What you have to do>
Search the material for "每偶数月支出一次" and show all lines that contain it.

Dataset items
—————
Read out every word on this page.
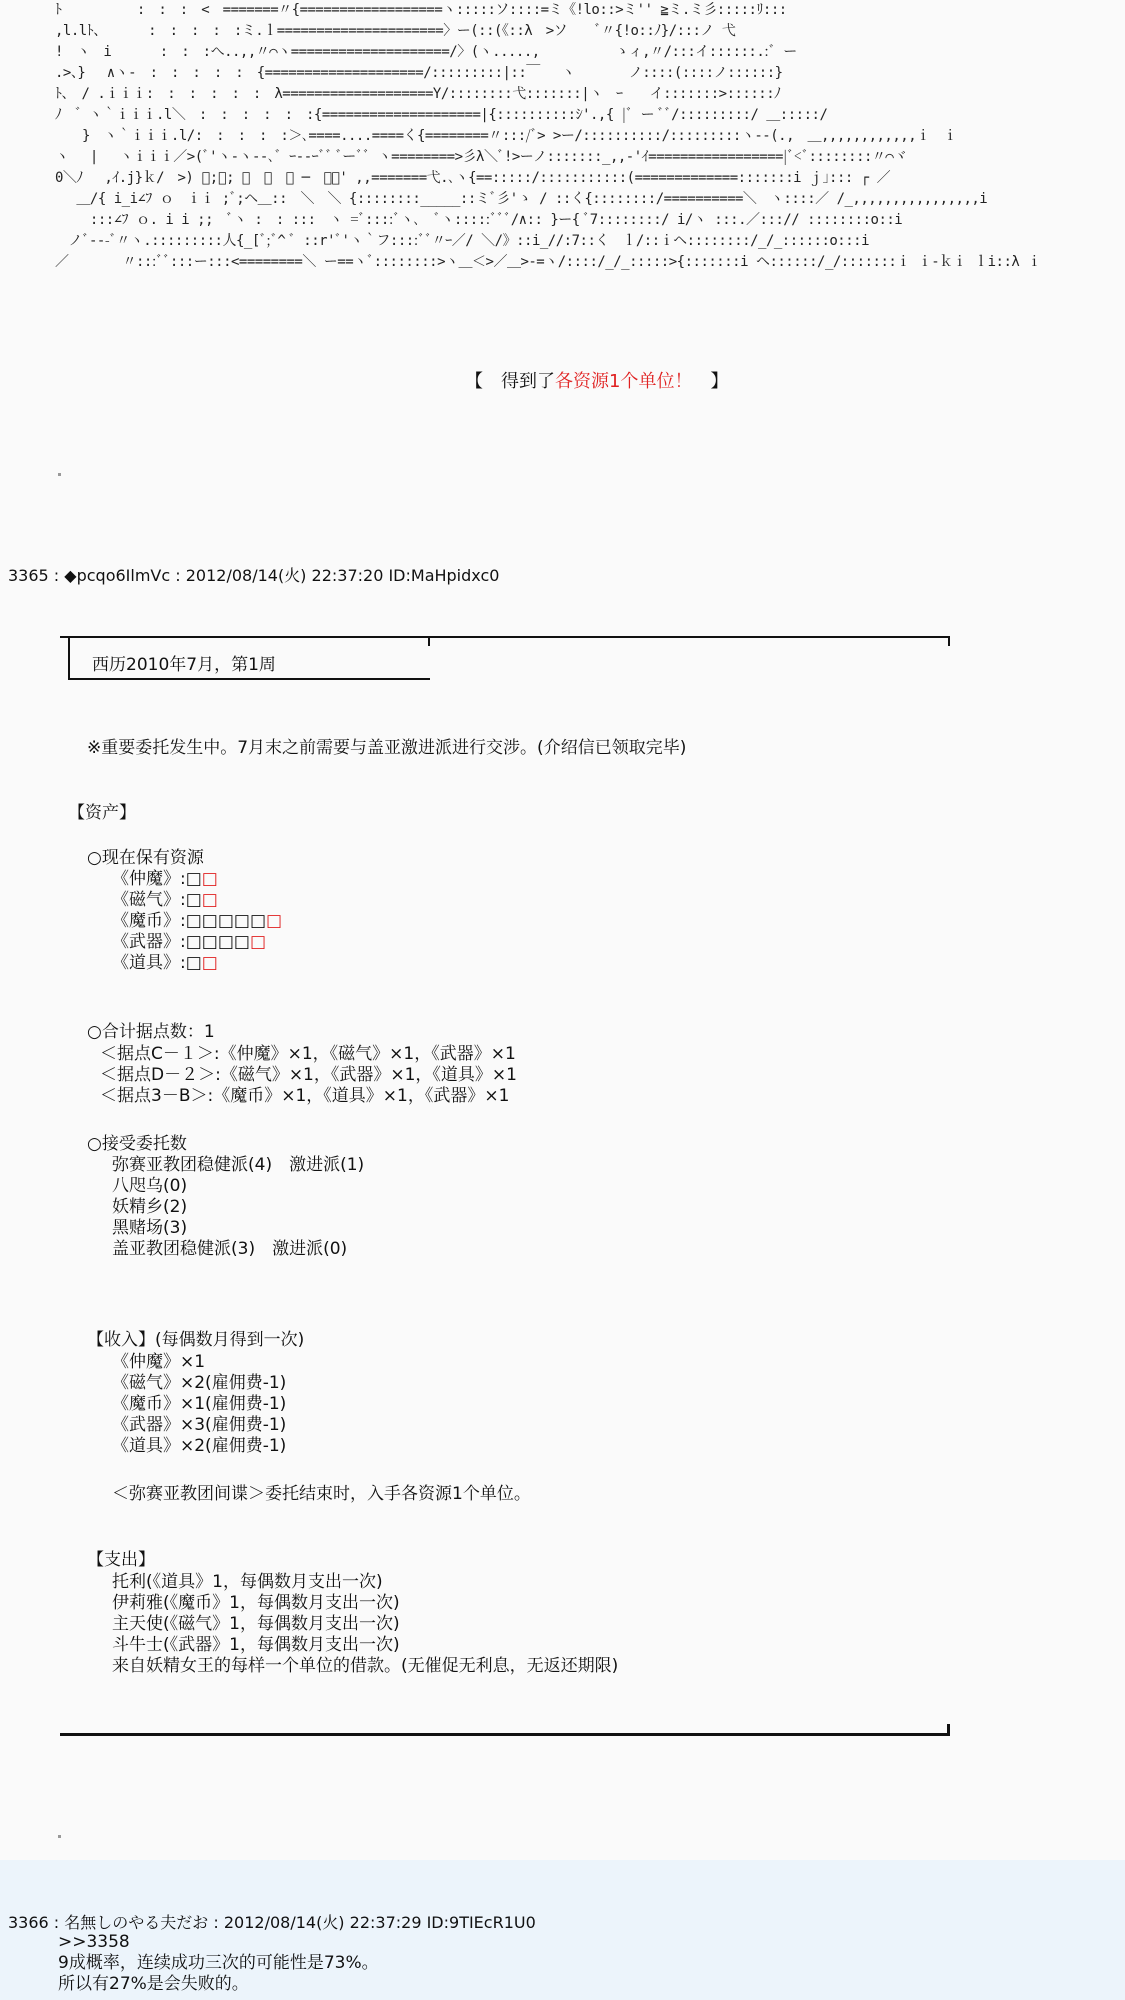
ﾄ　　　　　 :　:　:　<　=======〃{==================ヽ:::::ソ::::=ミ《!lo::>ミ'' ≧ミ.ミ彡:::::ﾘ:::
,l.lﾄ、　　　 :　:　:　:　:ミ.ｌ=====================〉ー(::(《::λ　>ソ　　ﾞ〃{!o::ﾉ}/:::ノ 弋
!　ヽ　i　　　 :　:　:へ..,,〃⌒ヽ====================/〉(ヽ.....,　　　　　 ゝィ,〃/:::イ::::::.:ﾞ ー
.>、}　 ∧ヽ-　:　:　:　:　:　{====================/:::::::::|::￣　 ヽ　　　　ノ::::(::::ノ::::::}
ﾄ、　/ .ｉｉｉ:　:　:　:　:　:　λ===================Y/::::::::弋:::::::|ヽ　ｰ　　イ:::::::>::::::ﾉ
ﾉ　゛ヽ｀ｉｉｉ.l＼　:　:　:　:　:　:{====================|{::::::::::ｼ'.,{ |ﾞ ー ﾞﾞ/:::::::::/ ＿:::::/
　　}　ヽ｀ｉｉｉ.l/:　:　:　:　:＞､====....====く{========〃:::/ﾞ> >ー/::::::::::/:::::::::ヽ--(.,　＿,,,,,,,,,,,,ｉ　ｉ
ヽ　 |　 ヽｉｉｉ／>(ﾞ'ヽ-ヽ--､ﾞ ｰ--ｰﾞﾞ ﾞーﾞﾞ ヽ========>彡λ＼ﾞ!>ーノ:::::::_,,-'ｲ=================|ﾞ<ﾞ::::::::〃⌒ヾ
0＼ﾉ　 ,ｲ.j}ｋ/　>) ﾞ;ﾞ; ＿　ﾞ　ﾞ ─　ﾞー' ,,=======弋.､ヽ{==:::::/:::::::::::(=============:::::::i ｊ｣::: ┌ ／
　 ＿/{ i_i∠ﾌ ｏ　ｉｉ ;ﾞ;ヘ＿::　＼　＼ {::::::::_____::ミﾞ彡'ゝ / ::く{::::::::/==========＼　ヽ::::／ /_,,,,,,,,,,,,,,,,i
　 　:::∠ﾌ ｏ. i i ;;　ﾞヽ :　: :::　ヽ =ﾞ::::ﾞヽ､　ﾞヽ:::::ﾞﾞﾞ/∧:: }ー{ ﾞ7::::::::/ i/ヽ :::.／:::// ::::::::o::i
　ノﾞ---ﾞ〃ヽ.:::::::::人{_[ﾞ;ﾞ^ ﾞ ::r'ﾞ'ヽ｀フ::::ﾞﾞ〃ｰ／/ ＼/》::i_//:7::く　ｌ/::ｉヘ::::::::/_/_::::::o:::i
／　　　　〃:::ﾞﾞ:::ー:::<========＼ ー==ヽﾞ::::::::>ヽ＿＜>／＿>-=ヽ/::::/_/_:::::>{:::::::i ヘ::::::/_/:::::::ｉ ｉ-ｋｉ ｌi::λ ｉ
【　得到了各资源1个单位！　】
3365 : ◆pcqo6IlmVc : 2012/08/14(火) 22:37:20 ID:MaHpidxc0
西历2010年7月，第1周
※重要委托发生中。7月末之前需要与盖亚激进派进行交涉。(介绍信已领取完毕)
【资产】
○现在保有资源
《仲魔》:□□
《磁气》:□□
《魔币》:□□□□□□
《武器》:□□□□□
《道具》:□□
○合计据点数：1
＜据点C－１＞:《仲魔》×1，《磁气》×1，《武器》×1
＜据点D－２＞:《磁气》×1，《武器》×1，《道具》×1
＜据点3－B＞:《魔币》×1，《道具》×1，《武器》×1
○接受委托数
弥赛亚教团稳健派(4)　激进派(1)
八咫乌(0)
妖精乡(2)
黑赌场(3)
盖亚教团稳健派(3)　激进派(0)
【收入】(每偶数月得到一次)
《仲魔》×1
《磁气》×2(雇佣费-1)
《魔币》×1(雇佣费-1)
《武器》×3(雇佣费-1)
《道具》×2(雇佣费-1)
＜弥赛亚教团间谍＞委托结束时，入手各资源1个单位。
【支出】
托利(《道具》1，每偶数月支出一次)
伊莉雅(《魔币》1，每偶数月支出一次)
主天使(《磁气》1，每偶数月支出一次)
斗牛士(《武器》1，每偶数月支出一次)
来自妖精女王的每样一个单位的借款。(无催促无利息，无返还期限)
3366 : 名無しのやる夫だお : 2012/08/14(火) 22:37:29 ID:9TIEcR1U0
>>3358
9成概率，连续成功三次的可能性是73%。
所以有27%是会失败的。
—————
Answer in full>
托利(《道具》1，每偶数月支出一次)
伊莉雅(《魔币》1，每偶数月支出一次)
主天使(《磁气》1，每偶数月支出一次)
斗牛士(《武器》1，每偶数月支出一次)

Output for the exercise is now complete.